# [Aim of the task]
Return all lines that include the string "Teams".

# [Rows]
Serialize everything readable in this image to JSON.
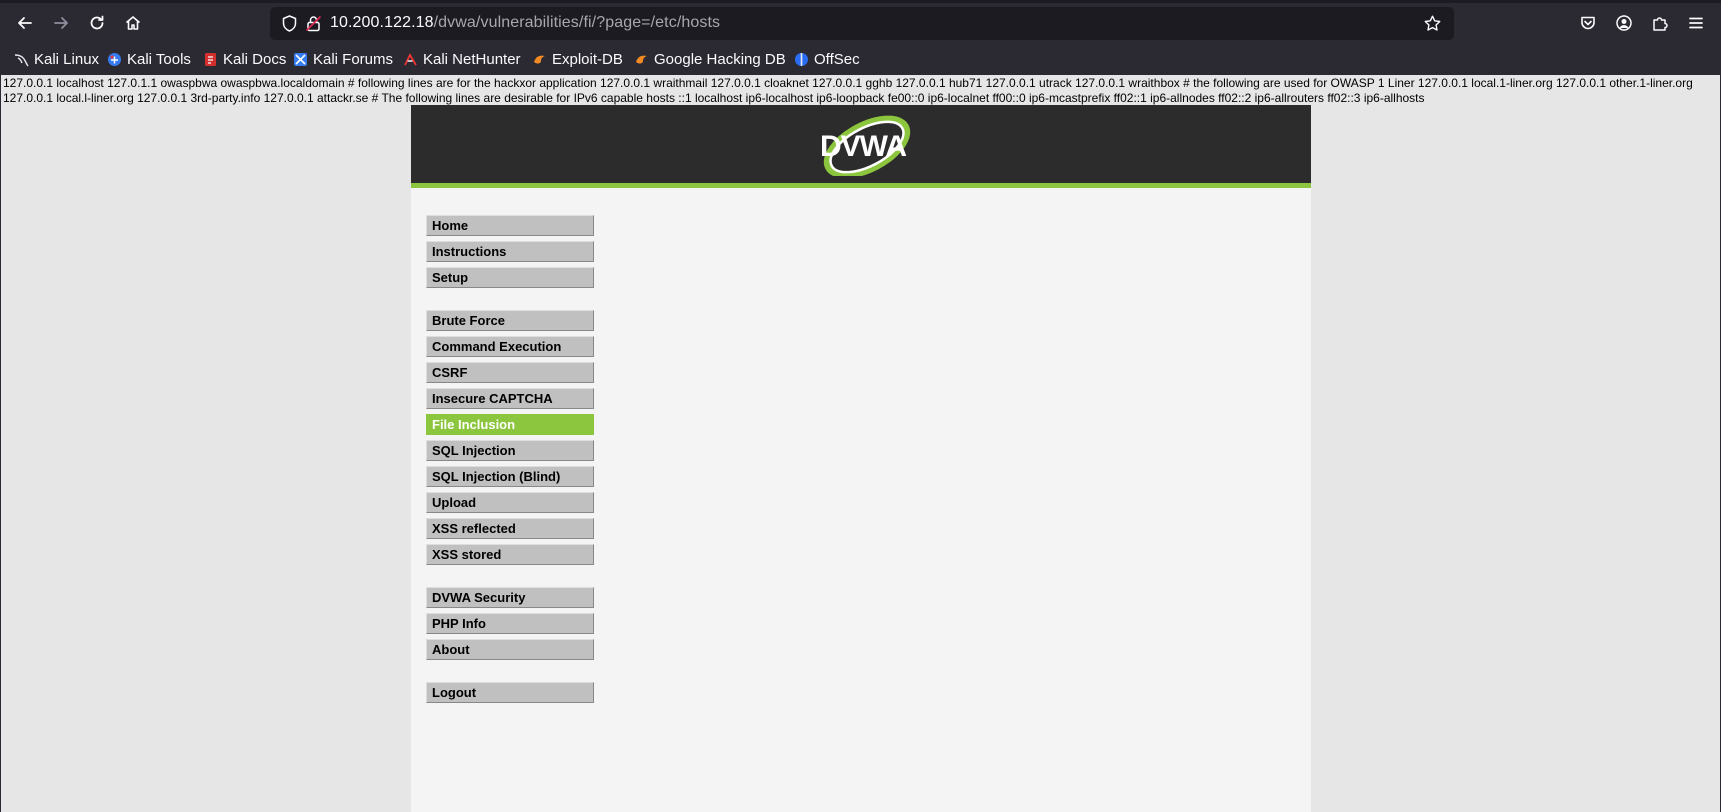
{
  "browser": {
    "url_host": "10.200.122.18",
    "url_path": "/dvwa/vulnerabilities/fi/?page=/etc/hosts",
    "bookmarks": [
      {
        "label": "Kali Linux",
        "icon": "kali-dragon-icon"
      },
      {
        "label": "Kali Tools",
        "icon": "kali-tools-icon"
      },
      {
        "label": "Kali Docs",
        "icon": "kali-docs-icon"
      },
      {
        "label": "Kali Forums",
        "icon": "kali-forums-icon"
      },
      {
        "label": "Kali NetHunter",
        "icon": "kali-nethunter-icon"
      },
      {
        "label": "Exploit-DB",
        "icon": "exploit-db-icon"
      },
      {
        "label": "Google Hacking DB",
        "icon": "ghdb-icon"
      },
      {
        "label": "OffSec",
        "icon": "offsec-icon"
      }
    ]
  },
  "page": {
    "hosts_output": "127.0.0.1 localhost 127.0.1.1 owaspbwa owaspbwa.localdomain # following lines are for the hackxor application 127.0.0.1 wraithmail 127.0.0.1 cloaknet 127.0.0.1 gghb 127.0.0.1 hub71 127.0.0.1 utrack 127.0.0.1 wraithbox # the following are used for OWASP 1 Liner 127.0.0.1 local.1-liner.org 127.0.0.1 other.1-liner.org 127.0.0.1 local.l-liner.org 127.0.0.1 3rd-party.info 127.0.0.1 attackr.se # The following lines are desirable for IPv6 capable hosts ::1 localhost ip6-localhost ip6-loopback fe00::0 ip6-localnet ff00::0 ip6-mcastprefix ff02::1 ip6-allnodes ff02::2 ip6-allrouters ff02::3 ip6-allhosts",
    "logo_text": "DVWA",
    "accent_color": "#8cc63e"
  },
  "menu": {
    "group1": [
      "Home",
      "Instructions",
      "Setup"
    ],
    "group2": [
      "Brute Force",
      "Command Execution",
      "CSRF",
      "Insecure CAPTCHA",
      "File Inclusion",
      "SQL Injection",
      "SQL Injection (Blind)",
      "Upload",
      "XSS reflected",
      "XSS stored"
    ],
    "group3": [
      "DVWA Security",
      "PHP Info",
      "About"
    ],
    "group4": [
      "Logout"
    ],
    "selected": "File Inclusion"
  }
}
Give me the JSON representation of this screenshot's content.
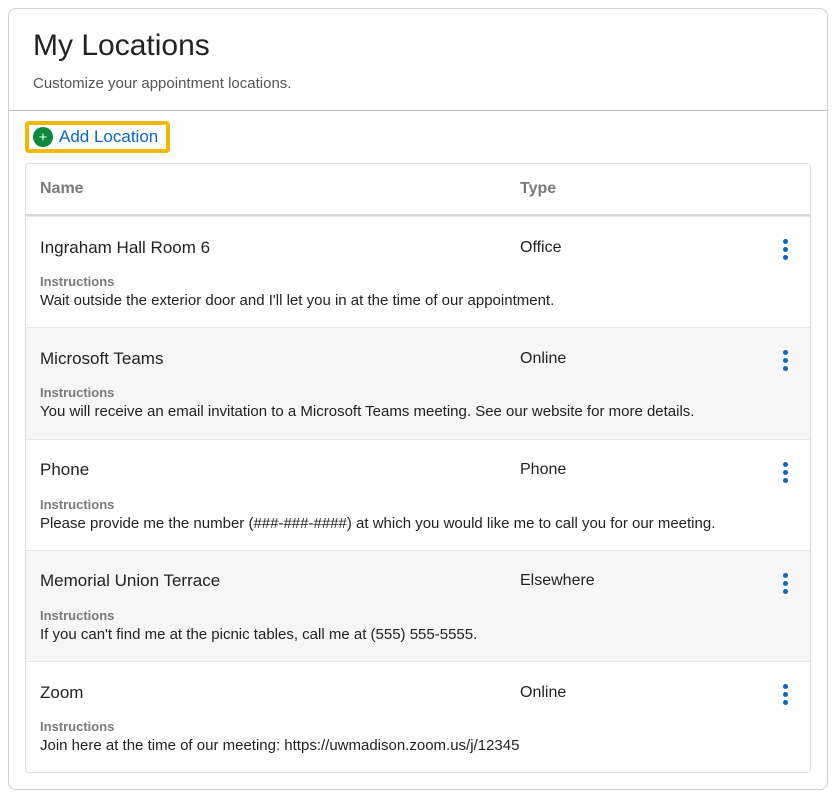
{
  "header": {
    "title": "My Locations",
    "subtitle": "Customize your appointment locations."
  },
  "toolbar": {
    "add_location_label": "Add Location"
  },
  "table": {
    "columns": {
      "name": "Name",
      "type": "Type"
    },
    "instructions_label": "Instructions",
    "rows": [
      {
        "name": "Ingraham Hall Room 6",
        "type": "Office",
        "instructions": "Wait outside the exterior door and I'll let you in at the time of our appointment."
      },
      {
        "name": "Microsoft Teams",
        "type": "Online",
        "instructions": "You will receive an email invitation to a Microsoft Teams meeting. See our website for more details."
      },
      {
        "name": "Phone",
        "type": "Phone",
        "instructions": "Please provide me the number (###-###-####) at which you would like me to call you for our meeting."
      },
      {
        "name": "Memorial Union Terrace",
        "type": "Elsewhere",
        "instructions": "If you can't find me at the picnic tables, call me at (555) 555-5555."
      },
      {
        "name": "Zoom",
        "type": "Online",
        "instructions": "Join here at the time of our meeting: https://uwmadison.zoom.us/j/12345"
      }
    ]
  }
}
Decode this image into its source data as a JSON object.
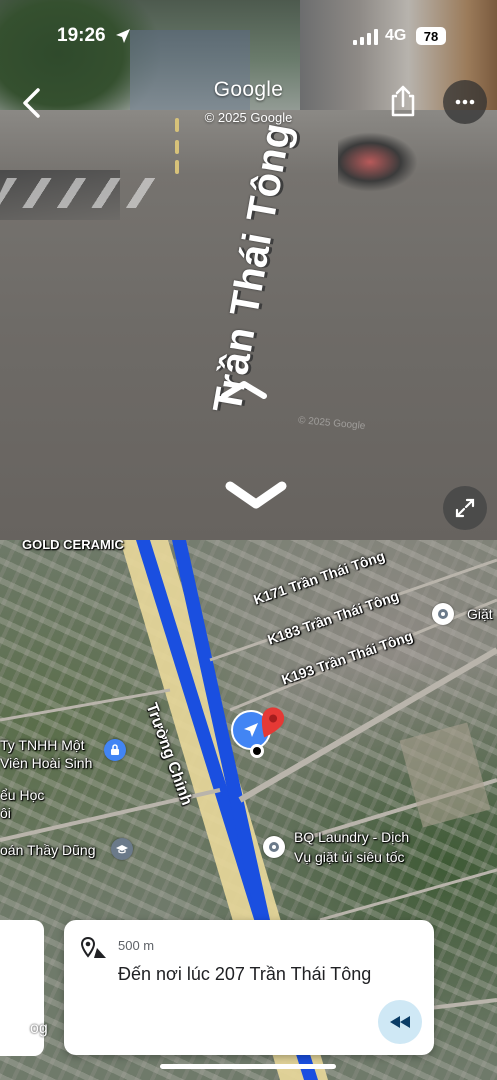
{
  "status_bar": {
    "time": "19:26",
    "network": "4G",
    "battery": "78"
  },
  "street_view": {
    "brand": "Google",
    "copyright": "© 2025 Google",
    "street_label": "Trần Thái Tông",
    "watermark": "© 2025 Google"
  },
  "map": {
    "labels": {
      "gold_ceramic": "GOLD CERAMIC",
      "k171": "K171 Trần Thái Tông",
      "k183": "K183 Trần Thái Tông",
      "k193": "K193 Trần Thái Tông",
      "truong_chinh": "Trường Chinh",
      "ty_tnhh_1": "Ty TNHH Một",
      "ty_tnhh_2": "Viên Hoài Sinh",
      "hoc_1": "ểu Học",
      "hoc_2": "ôi",
      "thay_dung": "oán Thầy Dũng",
      "laundry_1": "BQ Laundry - Dịch",
      "laundry_2": "Vụ giặt ủi siêu tốc",
      "giat": "Giặt"
    },
    "route_color": "#1a4fe0",
    "road_color": "#e7d79a"
  },
  "nav_card": {
    "distance": "500 m",
    "destination": "Đến nơi lúc 207 Trần Thái Tông"
  },
  "left_card": {
    "partial_text": "og"
  },
  "colors": {
    "accent": "#4285f4",
    "pin": "#e53935",
    "rewind_bg": "#cfe8f5"
  }
}
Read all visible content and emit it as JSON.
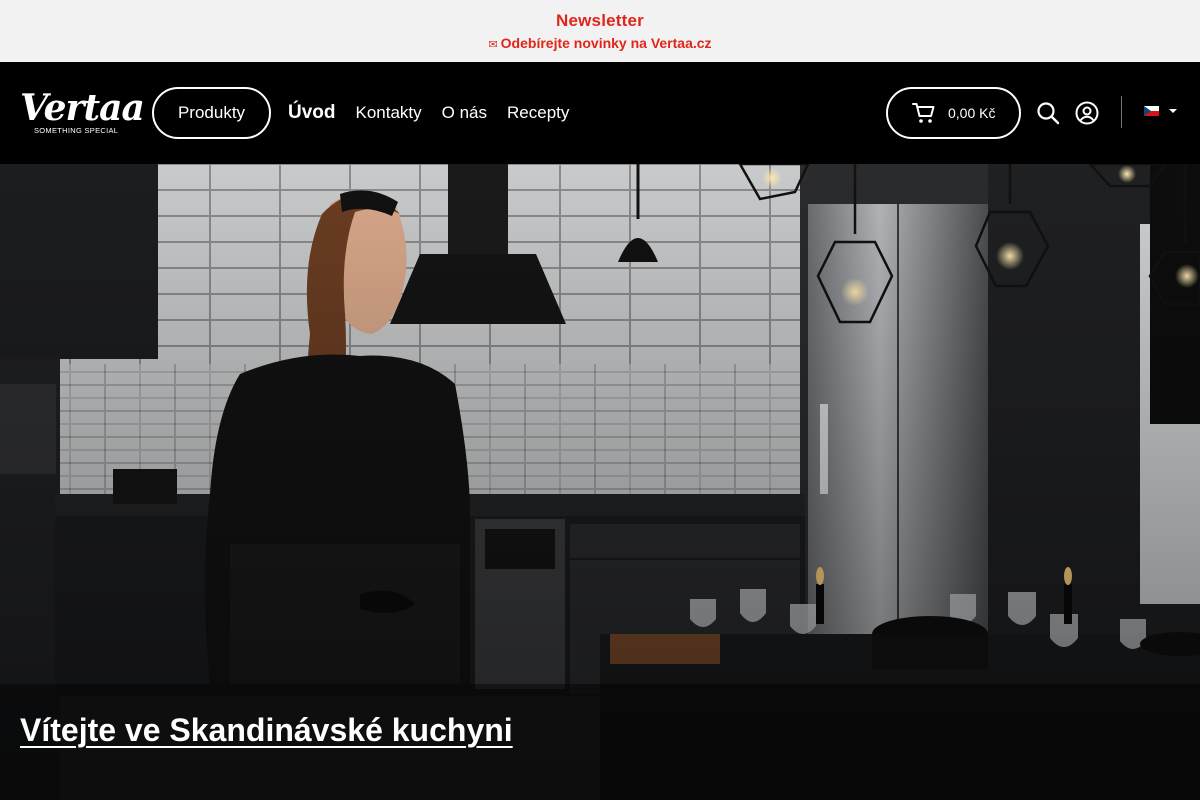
{
  "newsletter": {
    "title": "Newsletter",
    "icon": "envelope-icon",
    "subtitle": "Odebírejte novinky na Vertaa.cz"
  },
  "header": {
    "logo": {
      "wordmark": "Vertaa",
      "tagline": "SOMETHING SPECIAL"
    },
    "products_label": "Produkty",
    "nav": [
      {
        "label": "Úvod",
        "active": true
      },
      {
        "label": "Kontakty",
        "active": false
      },
      {
        "label": "O nás",
        "active": false
      },
      {
        "label": "Recepty",
        "active": false
      }
    ],
    "cart": {
      "amount": "0,00 Kč",
      "icon": "cart-icon"
    },
    "search_icon": "search-icon",
    "account_icon": "account-icon",
    "language": {
      "flag": "czech-flag-icon"
    }
  },
  "hero": {
    "title": "Vítejte ve Skandinávské kuchyni"
  },
  "colors": {
    "newsletter_bg": "#f2f2f2",
    "newsletter_text": "#e0261b",
    "header_bg": "#000000",
    "text_light": "#ffffff"
  }
}
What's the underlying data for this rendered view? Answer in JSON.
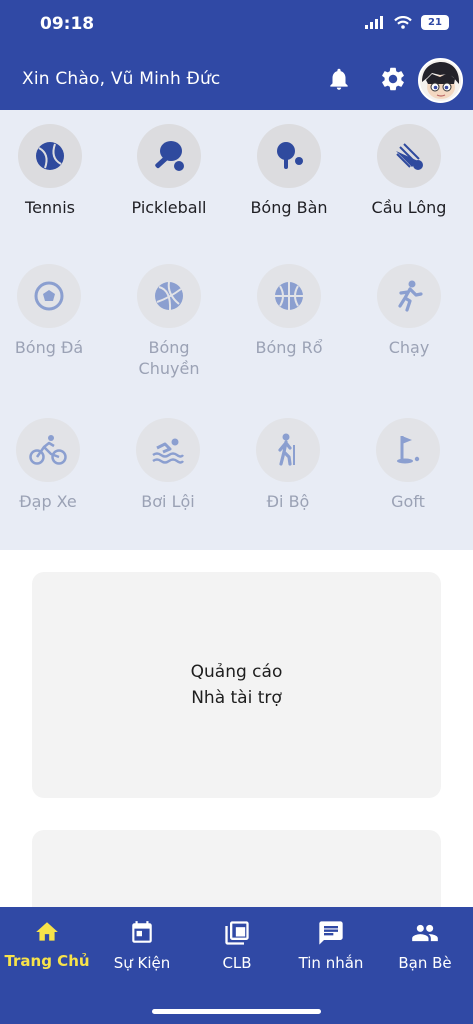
{
  "status": {
    "time": "09:18",
    "battery": "21"
  },
  "header": {
    "greeting": "Xin Chào, Vũ Minh Đức",
    "icons": [
      "bell-icon",
      "gear-icon",
      "avatar"
    ]
  },
  "sports": [
    {
      "label": "Tennis",
      "icon": "tennis-ball-icon",
      "active": true
    },
    {
      "label": "Pickleball",
      "icon": "paddle-ball-icon",
      "active": true
    },
    {
      "label": "Bóng Bàn",
      "icon": "ping-pong-icon",
      "active": true
    },
    {
      "label": "Cầu Lông",
      "icon": "shuttlecock-icon",
      "active": true
    },
    {
      "label": "Bóng Đá",
      "icon": "soccer-ball-icon",
      "active": false
    },
    {
      "label": "Bóng\nChuyền",
      "icon": "volleyball-icon",
      "active": false
    },
    {
      "label": "Bóng Rổ",
      "icon": "basketball-icon",
      "active": false
    },
    {
      "label": "Chạy",
      "icon": "running-icon",
      "active": false
    },
    {
      "label": "Đạp Xe",
      "icon": "bicycle-icon",
      "active": false
    },
    {
      "label": "Bơi Lội",
      "icon": "swimming-icon",
      "active": false
    },
    {
      "label": "Đi Bộ",
      "icon": "hiking-icon",
      "active": false
    },
    {
      "label": "Goft",
      "icon": "golf-flag-icon",
      "active": false
    }
  ],
  "ad": {
    "line1": "Quảng cáo",
    "line2": "Nhà tài trợ"
  },
  "tabs": [
    {
      "label": "Trang Chủ",
      "icon": "home-icon",
      "active": true
    },
    {
      "label": "Sự Kiện",
      "icon": "calendar-icon",
      "active": false
    },
    {
      "label": "CLB",
      "icon": "layers-icon",
      "active": false
    },
    {
      "label": "Tin nhắn",
      "icon": "chat-icon",
      "active": false
    },
    {
      "label": "Bạn Bè",
      "icon": "people-icon",
      "active": false
    }
  ],
  "colors": {
    "primary": "#3049a5",
    "active_tab": "#f7e34a",
    "sports_bg": "#e8ecf5",
    "icon_blue": "#2f4a9e"
  }
}
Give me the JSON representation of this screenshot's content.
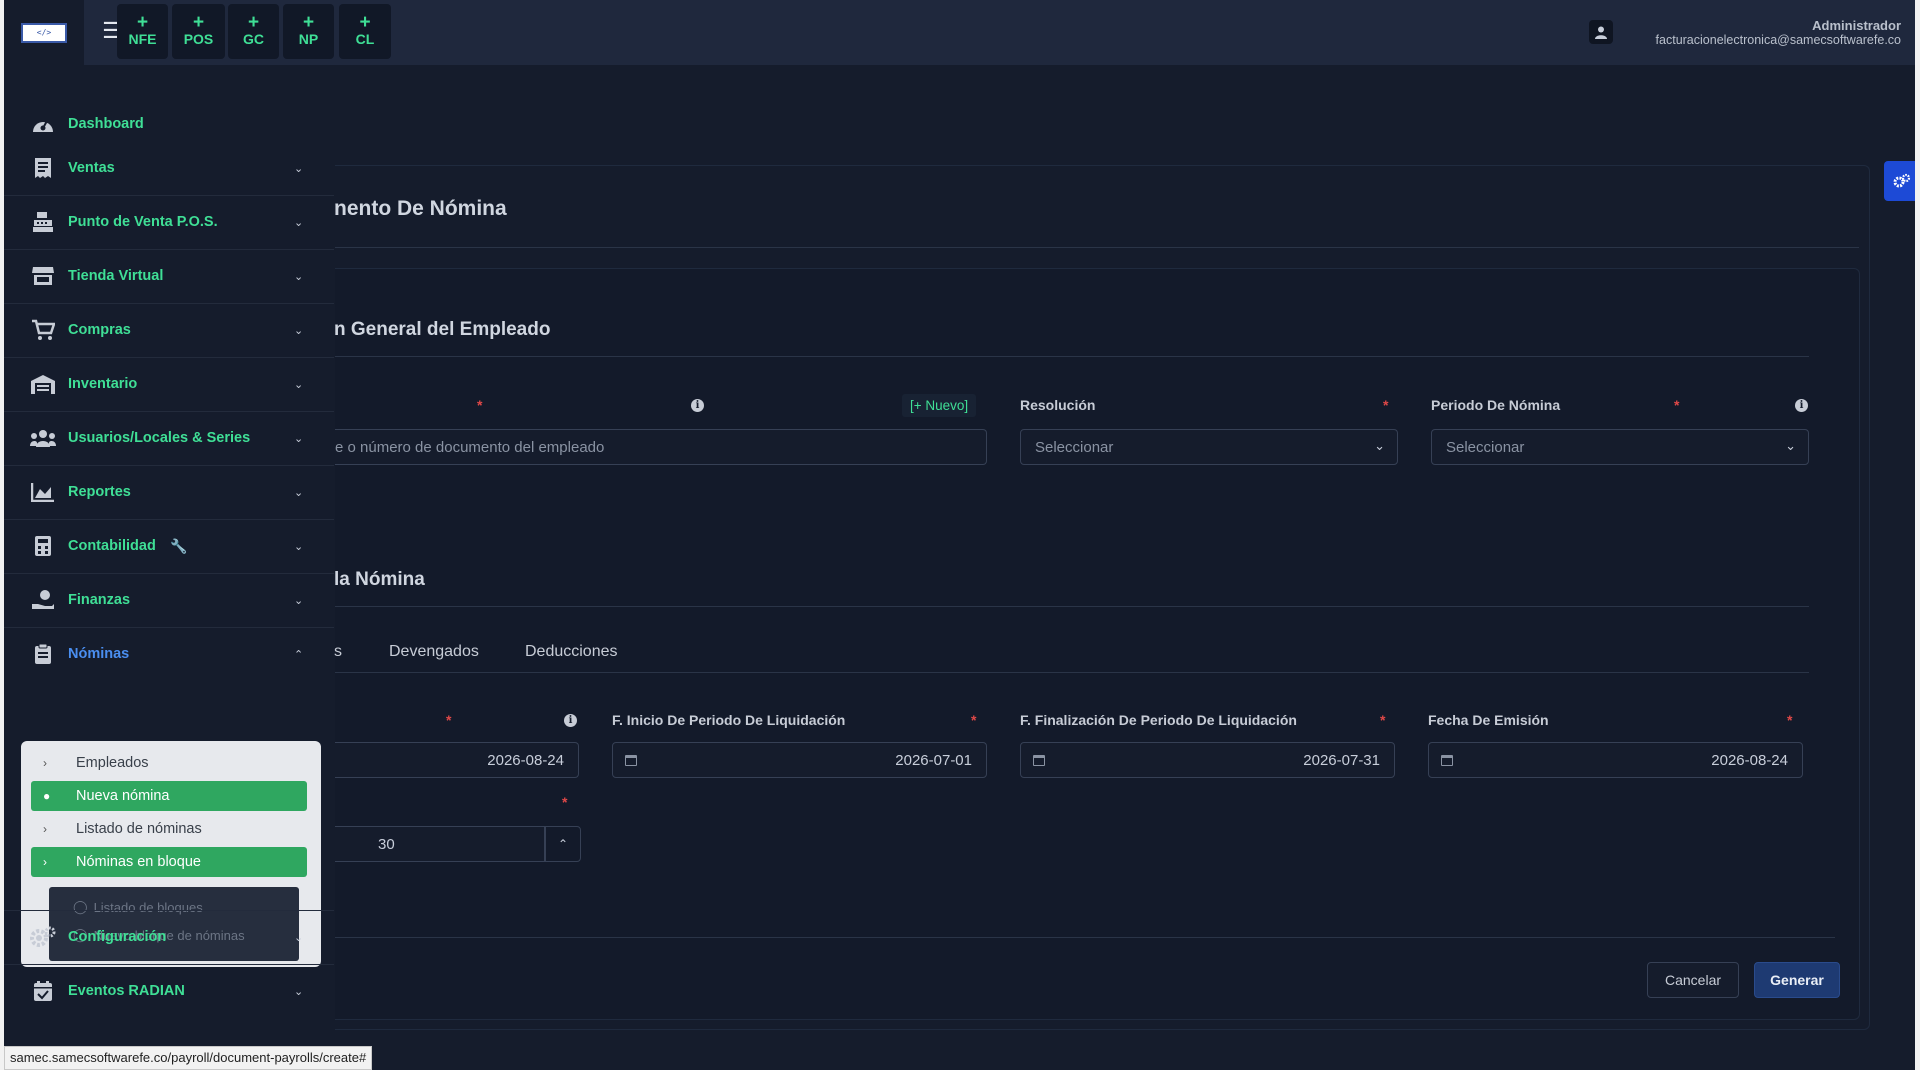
{
  "header": {
    "logo_text": "</>",
    "quick_buttons": [
      {
        "plus": "+",
        "label": "NFE"
      },
      {
        "plus": "+",
        "label": "POS"
      },
      {
        "plus": "+",
        "label": "GC"
      },
      {
        "plus": "+",
        "label": "NP"
      },
      {
        "plus": "+",
        "label": "CL"
      }
    ],
    "user_name": "Administrador",
    "user_email": "facturacionelectronica@samecsoftwarefe.co"
  },
  "sidebar": {
    "items": [
      {
        "label": "Dashboard",
        "icon": "gauge-icon"
      },
      {
        "label": "Ventas",
        "icon": "receipt-icon"
      },
      {
        "label": "Punto de Venta P.O.S.",
        "icon": "cash-register-icon"
      },
      {
        "label": "Tienda Virtual",
        "icon": "store-icon"
      },
      {
        "label": "Compras",
        "icon": "cart-icon"
      },
      {
        "label": "Inventario",
        "icon": "warehouse-icon"
      },
      {
        "label": "Usuarios/Locales & Series",
        "icon": "users-icon"
      },
      {
        "label": "Reportes",
        "icon": "area-chart-icon"
      },
      {
        "label": "Contabilidad",
        "icon": "calculator-icon"
      },
      {
        "label": "Finanzas",
        "icon": "hand-money-icon"
      },
      {
        "label": "Nóminas",
        "icon": "clipboard-icon"
      },
      {
        "label": "Configuración",
        "icon": "gears-icon"
      },
      {
        "label": "Eventos RADIAN",
        "icon": "calendar-check-icon"
      }
    ],
    "nominas_submenu": [
      {
        "label": "Empleados",
        "active": false
      },
      {
        "label": "Nueva nómina",
        "active": true
      },
      {
        "label": "Listado de nóminas",
        "active": false
      },
      {
        "label": "Nóminas en bloque",
        "active": true
      }
    ],
    "bloque_submenu": [
      {
        "label": "Listado de bloques"
      },
      {
        "label": "Nuevo bloque de nóminas"
      }
    ],
    "colors": {
      "accent": "#3fdf96",
      "active_bg": "#2fa760",
      "active_label": "#4a8ef0"
    }
  },
  "main": {
    "page_title": "nento De Nómina",
    "section1_title": "n General del Empleado",
    "employee": {
      "required": "*",
      "new_link": "[+ Nuevo]",
      "placeholder": "e o número de documento del empleado"
    },
    "resolucion": {
      "label": "Resolución",
      "required": "*",
      "value": "Seleccionar"
    },
    "periodo": {
      "label": "Periodo De Nómina",
      "required": "*",
      "value": "Seleccionar"
    },
    "section2_title": "la Nómina",
    "tabs": [
      {
        "label": "s"
      },
      {
        "label": "Devengados"
      },
      {
        "label": "Deducciones"
      }
    ],
    "date_fields": [
      {
        "label": "",
        "required": "*",
        "value": "2026-08-24"
      },
      {
        "label": "F. Inicio De Periodo De Liquidación",
        "required": "*",
        "value": "2026-07-01"
      },
      {
        "label": "F. Finalización De Periodo De Liquidación",
        "required": "*",
        "value": "2026-07-31"
      },
      {
        "label": "Fecha De Emisión",
        "required": "*",
        "value": "2026-08-24"
      }
    ],
    "days": {
      "required": "*",
      "value": "30"
    },
    "buttons": {
      "cancel": "Cancelar",
      "generate": "Generar"
    }
  },
  "status_bar": {
    "url": "samec.samecsoftwarefe.co/payroll/document-payrolls/create#"
  }
}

# [Full solution]
        "name": "Microsoft Teams",
        "instructions": "You will receive an email invitation to a Microsoft Teams meeting. See our website for more details."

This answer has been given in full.